- [WRITTEN TASK]:
Write down each entry again, exactly as it reads.

- [Records from a dataset]:
————
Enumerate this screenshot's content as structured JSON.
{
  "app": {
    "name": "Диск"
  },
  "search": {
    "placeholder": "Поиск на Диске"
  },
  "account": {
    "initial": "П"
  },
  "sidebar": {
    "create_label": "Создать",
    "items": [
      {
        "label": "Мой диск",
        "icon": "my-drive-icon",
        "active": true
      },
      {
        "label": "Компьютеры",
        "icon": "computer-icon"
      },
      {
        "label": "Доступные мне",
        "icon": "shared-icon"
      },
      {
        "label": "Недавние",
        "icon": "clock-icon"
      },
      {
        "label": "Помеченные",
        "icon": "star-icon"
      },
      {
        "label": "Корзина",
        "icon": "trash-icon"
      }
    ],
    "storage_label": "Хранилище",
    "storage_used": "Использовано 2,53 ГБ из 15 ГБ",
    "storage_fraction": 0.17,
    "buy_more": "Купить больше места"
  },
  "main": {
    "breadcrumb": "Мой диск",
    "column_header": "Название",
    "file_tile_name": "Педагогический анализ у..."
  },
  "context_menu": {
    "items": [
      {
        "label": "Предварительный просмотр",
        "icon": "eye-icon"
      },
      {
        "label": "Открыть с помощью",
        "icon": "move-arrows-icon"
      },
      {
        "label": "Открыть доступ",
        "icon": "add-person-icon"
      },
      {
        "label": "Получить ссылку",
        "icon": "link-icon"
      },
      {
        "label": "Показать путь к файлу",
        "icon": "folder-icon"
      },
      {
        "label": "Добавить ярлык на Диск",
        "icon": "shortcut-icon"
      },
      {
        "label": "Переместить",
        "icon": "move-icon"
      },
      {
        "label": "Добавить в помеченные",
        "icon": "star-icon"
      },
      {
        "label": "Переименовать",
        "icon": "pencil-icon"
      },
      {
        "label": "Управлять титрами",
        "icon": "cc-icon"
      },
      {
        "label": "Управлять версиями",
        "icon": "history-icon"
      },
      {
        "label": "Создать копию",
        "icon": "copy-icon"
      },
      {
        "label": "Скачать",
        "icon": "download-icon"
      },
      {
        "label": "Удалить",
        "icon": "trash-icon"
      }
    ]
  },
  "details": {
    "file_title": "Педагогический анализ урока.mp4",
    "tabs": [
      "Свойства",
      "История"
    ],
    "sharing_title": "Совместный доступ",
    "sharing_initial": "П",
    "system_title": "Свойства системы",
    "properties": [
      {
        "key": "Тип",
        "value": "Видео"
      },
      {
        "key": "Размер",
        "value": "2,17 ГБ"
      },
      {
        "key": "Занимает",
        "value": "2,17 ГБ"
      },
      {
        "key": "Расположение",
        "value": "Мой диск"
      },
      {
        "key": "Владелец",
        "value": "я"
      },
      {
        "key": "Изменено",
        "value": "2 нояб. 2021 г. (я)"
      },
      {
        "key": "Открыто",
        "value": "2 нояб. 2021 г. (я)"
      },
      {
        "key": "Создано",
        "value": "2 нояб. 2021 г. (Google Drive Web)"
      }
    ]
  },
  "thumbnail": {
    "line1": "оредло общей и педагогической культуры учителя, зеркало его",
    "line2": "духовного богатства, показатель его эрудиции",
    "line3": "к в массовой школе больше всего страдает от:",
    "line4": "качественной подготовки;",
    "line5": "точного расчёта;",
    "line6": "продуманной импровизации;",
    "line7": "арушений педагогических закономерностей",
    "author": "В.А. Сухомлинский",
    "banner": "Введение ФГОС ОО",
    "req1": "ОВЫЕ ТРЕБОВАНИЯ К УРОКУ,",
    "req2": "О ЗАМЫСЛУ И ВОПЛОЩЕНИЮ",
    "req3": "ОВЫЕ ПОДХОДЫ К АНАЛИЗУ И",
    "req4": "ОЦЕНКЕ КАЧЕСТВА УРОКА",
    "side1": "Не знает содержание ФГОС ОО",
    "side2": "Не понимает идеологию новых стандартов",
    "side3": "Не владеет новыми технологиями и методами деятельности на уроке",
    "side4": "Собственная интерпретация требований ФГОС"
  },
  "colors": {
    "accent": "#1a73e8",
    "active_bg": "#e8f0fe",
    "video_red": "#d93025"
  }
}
————
- [FINAL RESULT]:
Enumerate this screenshot's content as structured JSON.
{
  "app": {
    "name": "Диск"
  },
  "search": {
    "placeholder": "Поиск на Диске"
  },
  "account": {
    "initial": "П"
  },
  "sidebar": {
    "create_label": "Создать",
    "items": [
      {
        "label": "Мой диск",
        "icon": "my-drive-icon",
        "active": true
      },
      {
        "label": "Компьютеры",
        "icon": "computer-icon"
      },
      {
        "label": "Доступные мне",
        "icon": "shared-icon"
      },
      {
        "label": "Недавние",
        "icon": "clock-icon"
      },
      {
        "label": "Помеченные",
        "icon": "star-icon"
      },
      {
        "label": "Корзина",
        "icon": "trash-icon"
      }
    ],
    "storage_label": "Хранилище",
    "storage_used": "Использовано 2,53 ГБ из 15 ГБ",
    "storage_fraction": 0.17,
    "buy_more": "Купить больше места"
  },
  "main": {
    "breadcrumb": "Мой диск",
    "column_header": "Название",
    "file_tile_name": "Педагогический анализ у..."
  },
  "context_menu": {
    "items": [
      {
        "label": "Предварительный просмотр",
        "icon": "eye-icon"
      },
      {
        "label": "Открыть с помощью",
        "icon": "move-arrows-icon"
      },
      {
        "label": "Открыть доступ",
        "icon": "add-person-icon"
      },
      {
        "label": "Получить ссылку",
        "icon": "link-icon"
      },
      {
        "label": "Показать путь к файлу",
        "icon": "folder-icon"
      },
      {
        "label": "Добавить ярлык на Диск",
        "icon": "shortcut-icon"
      },
      {
        "label": "Переместить",
        "icon": "move-icon"
      },
      {
        "label": "Добавить в помеченные",
        "icon": "star-icon"
      },
      {
        "label": "Переименовать",
        "icon": "pencil-icon"
      },
      {
        "label": "Управлять титрами",
        "icon": "cc-icon"
      },
      {
        "label": "Управлять версиями",
        "icon": "history-icon"
      },
      {
        "label": "Создать копию",
        "icon": "copy-icon"
      },
      {
        "label": "Скачать",
        "icon": "download-icon"
      },
      {
        "label": "Удалить",
        "icon": "trash-icon"
      }
    ]
  },
  "details": {
    "file_title": "Педагогический анализ урока.mp4",
    "tabs": [
      "Свойства",
      "История"
    ],
    "sharing_title": "Совместный доступ",
    "sharing_initial": "П",
    "system_title": "Свойства системы",
    "properties": [
      {
        "key": "Тип",
        "value": "Видео"
      },
      {
        "key": "Размер",
        "value": "2,17 ГБ"
      },
      {
        "key": "Занимает",
        "value": "2,17 ГБ"
      },
      {
        "key": "Расположение",
        "value": "Мой диск"
      },
      {
        "key": "Владелец",
        "value": "я"
      },
      {
        "key": "Изменено",
        "value": "2 нояб. 2021 г. (я)"
      },
      {
        "key": "Открыто",
        "value": "2 нояб. 2021 г. (я)"
      },
      {
        "key": "Создано",
        "value": "2 нояб. 2021 г. (Google Drive Web)"
      }
    ]
  },
  "thumbnail": {
    "line1": "оредло общей и педагогической культуры учителя, зеркало его",
    "line2": "духовного богатства, показатель его эрудиции",
    "line3": "к в массовой школе больше всего страдает от:",
    "line4": "качественной подготовки;",
    "line5": "точного расчёта;",
    "line6": "продуманной импровизации;",
    "line7": "арушений педагогических закономерностей",
    "author": "В.А. Сухомлинский",
    "banner": "Введение ФГОС ОО",
    "req1": "ОВЫЕ ТРЕБОВАНИЯ К УРОКУ,",
    "req2": "О ЗАМЫСЛУ И ВОПЛОЩЕНИЮ",
    "req3": "ОВЫЕ ПОДХОДЫ К АНАЛИЗУ И",
    "req4": "ОЦЕНКЕ КАЧЕСТВА УРОКА",
    "side1": "Не знает содержание ФГОС ОО",
    "side2": "Не понимает идеологию новых стандартов",
    "side3": "Не владеет новыми технологиями и методами деятельности на уроке",
    "side4": "Собственная интерпретация требований ФГОС"
  },
  "colors": {
    "accent": "#1a73e8",
    "active_bg": "#e8f0fe",
    "video_red": "#d93025"
  }
}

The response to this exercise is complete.